[Extracted records]
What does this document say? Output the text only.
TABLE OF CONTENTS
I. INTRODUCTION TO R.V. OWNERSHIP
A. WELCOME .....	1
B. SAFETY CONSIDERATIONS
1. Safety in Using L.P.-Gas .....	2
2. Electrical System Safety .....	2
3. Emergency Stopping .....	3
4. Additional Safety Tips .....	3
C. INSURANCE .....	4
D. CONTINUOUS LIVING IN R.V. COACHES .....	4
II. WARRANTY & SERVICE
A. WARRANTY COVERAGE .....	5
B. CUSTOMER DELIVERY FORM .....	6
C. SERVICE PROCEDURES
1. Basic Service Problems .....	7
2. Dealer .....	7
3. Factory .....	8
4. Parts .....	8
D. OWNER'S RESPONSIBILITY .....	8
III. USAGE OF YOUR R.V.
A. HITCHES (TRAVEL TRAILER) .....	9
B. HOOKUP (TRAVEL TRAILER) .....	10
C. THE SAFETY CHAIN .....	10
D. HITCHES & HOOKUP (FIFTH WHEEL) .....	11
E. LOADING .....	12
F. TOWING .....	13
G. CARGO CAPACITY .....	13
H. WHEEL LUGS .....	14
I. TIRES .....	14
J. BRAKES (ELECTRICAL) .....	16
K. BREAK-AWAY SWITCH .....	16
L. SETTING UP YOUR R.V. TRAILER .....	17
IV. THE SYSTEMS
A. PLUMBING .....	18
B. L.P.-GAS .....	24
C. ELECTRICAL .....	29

* WORK TO COMPLETE
Collect the lines of the records that include the string "TRAILER".

* SOLVED EXERCISE
A. HITCHES (TRAVEL TRAILER) .....	9
B. HOOKUP (TRAVEL TRAILER) .....	10
L. SETTING UP YOUR R.V. TRAILER .....	17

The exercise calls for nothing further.